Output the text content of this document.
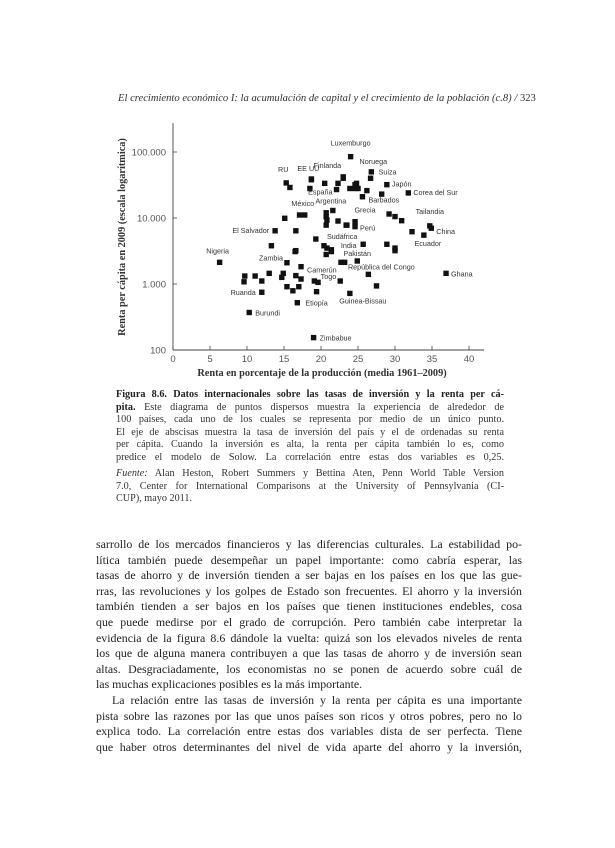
El crecimiento económico I: la acumulación de capital y el crecimiento de la población (c.8) / 323
0	5	10	15	20	25	30	35	40
100
1.000
10.000
100.000
Luxemburgo
Finlanda	Noruega
Suiza
Japón
Corea del Sur
EE UU
RU
España
Barbados
Grecia
México Argentina
Tailandia
China
Ecuador
El Salvador	Perú
Sudáfrica
India
Pakistán
Nigeria
Zambia
Camerún República del Congo
Ghana
Togo
Ruanda
Burundi
Etiopía Guinea-Bissau
Zimbabue
Renta en porcentaje de la producción (media 1961–2009)
Renta per cápita en 2009 (escala logarítmica)
Figura 8.6. Datos internacionales sobre las tasas de inversión y la renta per cá-
pita. Este diagrama de puntos dispersos muestra la experiencia de alrededor de
100 países, cada uno de los cuales se representa por medio de un único punto.
El eje de abscisas muestra la tasa de inversión del país y el de ordenadas su renta
per cápita. Cuando la inversión es alta, la renta per cápita también lo es, como
predice el modelo de Solow. La correlación entre estas dos variables es 0,25.
Fuente: Alan Heston, Robert Summers y Bettina Aten, Penn World Table Version
7.0, Center for International Comparisons at the University of Pennsylvania (CI-
CUP), mayo 2011.
sarrollo de los mercados financieros y las diferencias culturales. La estabilidad po-
lítica también puede desempeñar un papel importante: como cabría esperar, las
tasas de ahorro y de inversión tienden a ser bajas en los países en los que las gue-
rras, las revoluciones y los golpes de Estado son frecuentes. El ahorro y la inversión
también tienden a ser bajos en los países que tienen instituciones endebles, cosa
que puede medirse por el grado de corrupción. Pero también cabe interpretar la
evidencia de la figura 8.6 dándole la vuelta: quizá son los elevados niveles de renta
los que de alguna manera contribuyen a que las tasas de ahorro y de inversión sean
altas. Desgraciadamente, los economistas no se ponen de acuerdo sobre cuál de
las muchas explicaciones posibles es la más importante.
La relación entre las tasas de inversión y la renta per cápita es una importante
pista sobre las razones por las que unos países son ricos y otros pobres, pero no lo
explica todo. La correlación entre estas dos variables dista de ser perfecta. Tiene
que haber otros determinantes del nivel de vida aparte del ahorro y la inversión,
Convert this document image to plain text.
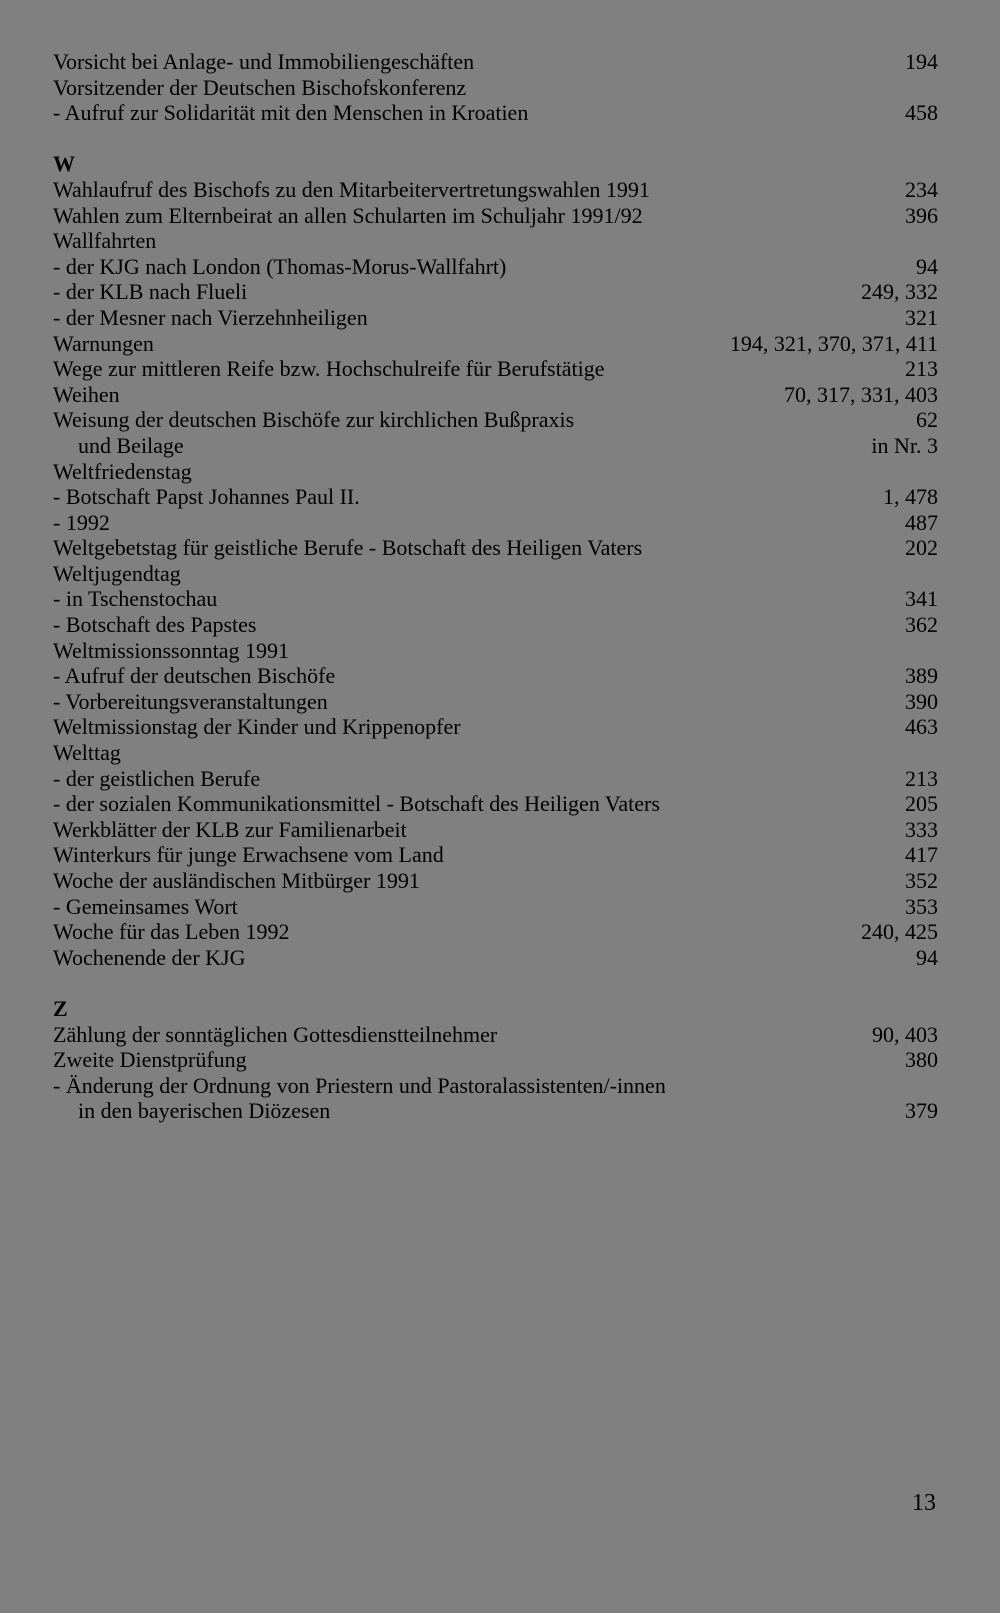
Vorsicht bei Anlage- und Immobiliengeschäften	194
Vorsitzender der Deutschen Bischofskonferenz
- Aufruf zur Solidarität mit den Menschen in Kroatien	458
W
Wahlaufruf des Bischofs zu den Mitarbeitervertretungswahlen 1991	234
Wahlen zum Elternbeirat an allen Schularten im Schuljahr 1991/92	396
Wallfahrten
- der KJG nach London (Thomas-Morus-Wallfahrt)	94
- der KLB nach Flueli	249, 332
- der Mesner nach Vierzehnheiligen	321
Warnungen	194, 321, 370, 371, 411
Wege zur mittleren Reife bzw. Hochschulreife für Berufstätige	213
Weihen	70, 317, 331, 403
Weisung der deutschen Bischöfe zur kirchlichen Bußpraxis	62
und Beilage	in Nr. 3
Weltfriedenstag
- Botschaft Papst Johannes Paul II.	1, 478
- 1992	487
Weltgebetstag für geistliche Berufe - Botschaft des Heiligen Vaters	202
Weltjugendtag
- in Tschenstochau	341
- Botschaft des Papstes	362
Weltmissionssonntag 1991
- Aufruf der deutschen Bischöfe	389
- Vorbereitungsveranstaltungen	390
Weltmissionstag der Kinder und Krippenopfer	463
Welttag
- der geistlichen Berufe	213
- der sozialen Kommunikationsmittel - Botschaft des Heiligen Vaters	205
Werkblätter der KLB zur Familienarbeit	333
Winterkurs für junge Erwachsene vom Land	417
Woche der ausländischen Mitbürger 1991	352
- Gemeinsames Wort	353
Woche für das Leben 1992	240, 425
Wochenende der KJG	94
Z
Zählung der sonntäglichen Gottesdienstteilnehmer	90, 403
Zweite Dienstprüfung	380
- Änderung der Ordnung von Priestern und Pastoralassistenten/-innen
in den bayerischen Diözesen	379
13
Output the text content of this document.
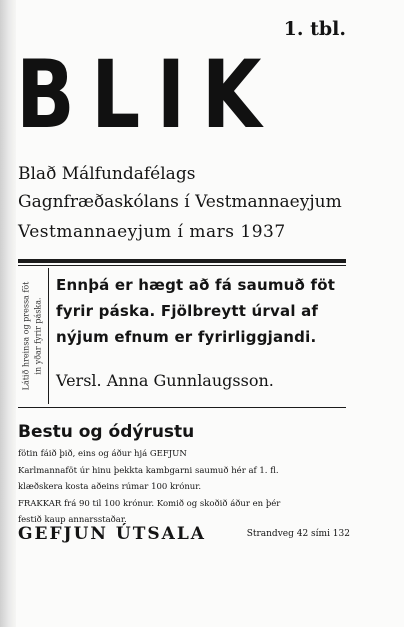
1. tbl.
BLIK
Blað Málfundafélags
Gagnfræðaskólans í Vestmannaeyjum
Vestmannaeyjum í mars 1937
Látið hreinsa og pressa föt in yðar fyrir páska.
Ennþá er hægt að fá saumuð föt
fyrir páska. Fjölbreytt úrval af
nýjum efnum er fyrirliggjandi.
Versl. Anna Gunnlaugsson.
Bestu og ódýrustu
fötin fáið þið, eins og áður hjá GEFJUN
Karlmannaföt úr hinu þekkta kambgarni saumuð hér af 1. fl.
klæðskera kosta aðeins rúmar 100 krónur.
FRAKKAR frá 90 til 100 krónur. Komið og skoðið áður en þér
festið kaup annarsstaðar.
GEFJUN ÚTSALA	Strandveg 42 sími 132
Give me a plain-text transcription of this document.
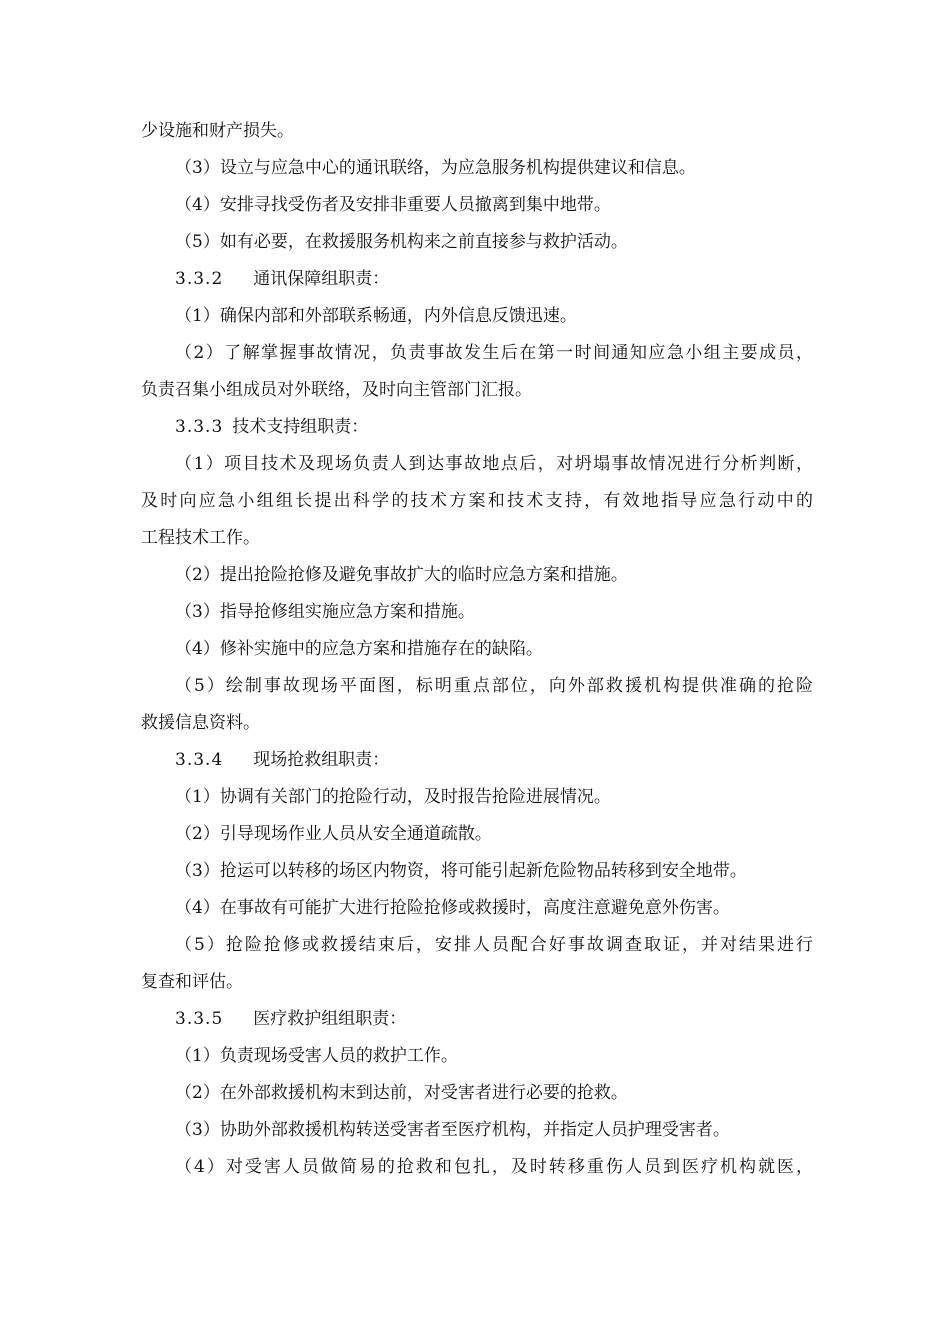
少设施和财产损失。
（3）设立与应急中心的通讯联络，为应急服务机构提供建议和信息。
（4）安排寻找受伤者及安排非重要人员撤离到集中地带。
（5）如有必要，在救援服务机构来之前直接参与救护活动。
3.3.2 通讯保障组职责：
（1）确保内部和外部联系畅通，内外信息反馈迅速。
（2）了解掌握事故情况，负责事故发生后在第一时间通知应急小组主要成员，
负责召集小组成员对外联络，及时向主管部门汇报。
3.3.3 技术支持组职责：
（1）项目技术及现场负责人到达事故地点后，对坍塌事故情况进行分析判断，
及时向应急小组组长提出科学的技术方案和技术支持，有效地指导应急行动中的
工程技术工作。
（2）提出抢险抢修及避免事故扩大的临时应急方案和措施。
（3）指导抢修组实施应急方案和措施。
（4）修补实施中的应急方案和措施存在的缺陷。
（5）绘制事故现场平面图，标明重点部位，向外部救援机构提供准确的抢险
救援信息资料。
3.3.4 现场抢救组职责：
（1）协调有关部门的抢险行动，及时报告抢险进展情况。
（2）引导现场作业人员从安全通道疏散。
（3）抢运可以转移的场区内物资，将可能引起新危险物品转移到安全地带。
（4）在事故有可能扩大进行抢险抢修或救援时，高度注意避免意外伤害。
（5）抢险抢修或救援结束后，安排人员配合好事故调查取证，并对结果进行
复查和评估。
3.3.5 医疗救护组组职责：
（1）负责现场受害人员的救护工作。
（2）在外部救援机构末到达前，对受害者进行必要的抢救。
（3）协助外部救援机构转送受害者至医疗机构，并指定人员护理受害者。
（4）对受害人员做简易的抢救和包扎，及时转移重伤人员到医疗机构就医，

____________________

In the listing, find every line containing the word "Berufe" and list it.

■ **EXERCISE RESPONSE**:
Weltgebetstag für geistliche Berufe - Botschaft des Heiligen Vaters	202
- der geistlichen Berufe	213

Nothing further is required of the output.